**Set exercise**. Exactly reproduce the lines that follow.

>>>>

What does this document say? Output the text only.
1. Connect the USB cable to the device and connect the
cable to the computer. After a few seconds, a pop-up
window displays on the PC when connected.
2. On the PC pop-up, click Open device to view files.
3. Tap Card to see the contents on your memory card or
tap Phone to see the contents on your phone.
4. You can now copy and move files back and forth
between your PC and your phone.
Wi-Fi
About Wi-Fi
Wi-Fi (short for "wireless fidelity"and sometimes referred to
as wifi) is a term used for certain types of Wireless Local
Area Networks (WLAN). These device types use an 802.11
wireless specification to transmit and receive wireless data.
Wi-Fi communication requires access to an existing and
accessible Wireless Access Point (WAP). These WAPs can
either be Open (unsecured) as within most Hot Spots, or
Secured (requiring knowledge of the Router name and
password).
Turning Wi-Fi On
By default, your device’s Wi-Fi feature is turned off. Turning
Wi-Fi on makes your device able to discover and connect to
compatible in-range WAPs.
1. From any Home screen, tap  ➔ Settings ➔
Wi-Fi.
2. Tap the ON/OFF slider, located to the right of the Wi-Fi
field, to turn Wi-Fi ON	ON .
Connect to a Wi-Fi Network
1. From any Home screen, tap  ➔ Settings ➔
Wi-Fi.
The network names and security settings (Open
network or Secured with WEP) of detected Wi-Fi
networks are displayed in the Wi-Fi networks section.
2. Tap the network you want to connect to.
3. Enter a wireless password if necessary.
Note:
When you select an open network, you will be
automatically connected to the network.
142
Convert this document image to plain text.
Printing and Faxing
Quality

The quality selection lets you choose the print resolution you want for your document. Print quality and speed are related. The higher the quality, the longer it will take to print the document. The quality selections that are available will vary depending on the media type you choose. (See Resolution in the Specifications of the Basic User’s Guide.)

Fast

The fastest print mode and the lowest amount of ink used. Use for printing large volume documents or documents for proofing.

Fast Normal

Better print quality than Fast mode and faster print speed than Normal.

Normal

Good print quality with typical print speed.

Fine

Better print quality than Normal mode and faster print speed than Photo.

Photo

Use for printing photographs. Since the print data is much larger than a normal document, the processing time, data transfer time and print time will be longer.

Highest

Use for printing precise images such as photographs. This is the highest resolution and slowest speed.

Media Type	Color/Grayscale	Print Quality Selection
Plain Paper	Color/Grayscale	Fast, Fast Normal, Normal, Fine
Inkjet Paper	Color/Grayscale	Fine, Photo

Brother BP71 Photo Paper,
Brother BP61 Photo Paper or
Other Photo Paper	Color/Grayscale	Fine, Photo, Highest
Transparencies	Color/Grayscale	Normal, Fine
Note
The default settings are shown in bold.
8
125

<<<<

**Exercise answer**.
What does this document say? Output the text only.
1. Connect the USB cable to the device and connect the
cable to the computer. After a few seconds, a pop-up
window displays on the PC when connected.
2. On the PC pop-up, click Open device to view files.
3. Tap Card to see the contents on your memory card or
tap Phone to see the contents on your phone.
4. You can now copy and move files back and forth
between your PC and your phone.
Wi-Fi
About Wi-Fi
Wi-Fi (short for "wireless fidelity"and sometimes referred to
as wifi) is a term used for certain types of Wireless Local
Area Networks (WLAN). These device types use an 802.11
wireless specification to transmit and receive wireless data.
Wi-Fi communication requires access to an existing and
accessible Wireless Access Point (WAP). These WAPs can
either be Open (unsecured) as within most Hot Spots, or
Secured (requiring knowledge of the Router name and
password).
Turning Wi-Fi On
By default, your device’s Wi-Fi feature is turned off. Turning
Wi-Fi on makes your device able to discover and connect to
compatible in-range WAPs.
1. From any Home screen, tap  ➔ Settings ➔
Wi-Fi.
2. Tap the ON/OFF slider, located to the right of the Wi-Fi
field, to turn Wi-Fi ON	ON .
Connect to a Wi-Fi Network
1. From any Home screen, tap  ➔ Settings ➔
Wi-Fi.
The network names and security settings (Open
network or Secured with WEP) of detected Wi-Fi
networks are displayed in the Wi-Fi networks section.
2. Tap the network you want to connect to.
3. Enter a wireless password if necessary.
Note:
When you select an open network, you will be
automatically connected to the network.
142
Convert this document image to plain text.
Printing and Faxing
Quality

The quality selection lets you choose the print resolution you want for your document. Print quality and speed are related. The higher the quality, the longer it will take to print the document. The quality selections that are available will vary depending on the media type you choose. (See Resolution in the Specifications of the Basic User’s Guide.)

Fast

The fastest print mode and the lowest amount of ink used. Use for printing large volume documents or documents for proofing.

Fast Normal

Better print quality than Fast mode and faster print speed than Normal.

Normal

Good print quality with typical print speed.

Fine

Better print quality than Normal mode and faster print speed than Photo.

Photo

Use for printing photographs. Since the print data is much larger than a normal document, the processing time, data transfer time and print time will be longer.

Highest

Use for printing precise images such as photographs. This is the highest resolution and slowest speed.

Media Type	Color/Grayscale	Print Quality Selection
Plain Paper	Color/Grayscale	Fast, Fast Normal, Normal, Fine
Inkjet Paper	Color/Grayscale	Fine, Photo

Brother BP71 Photo Paper,
Brother BP61 Photo Paper or
Other Photo Paper	Color/Grayscale	Fine, Photo, Highest
Transparencies	Color/Grayscale	Normal, Fine
Note
The default settings are shown in bold.
8
125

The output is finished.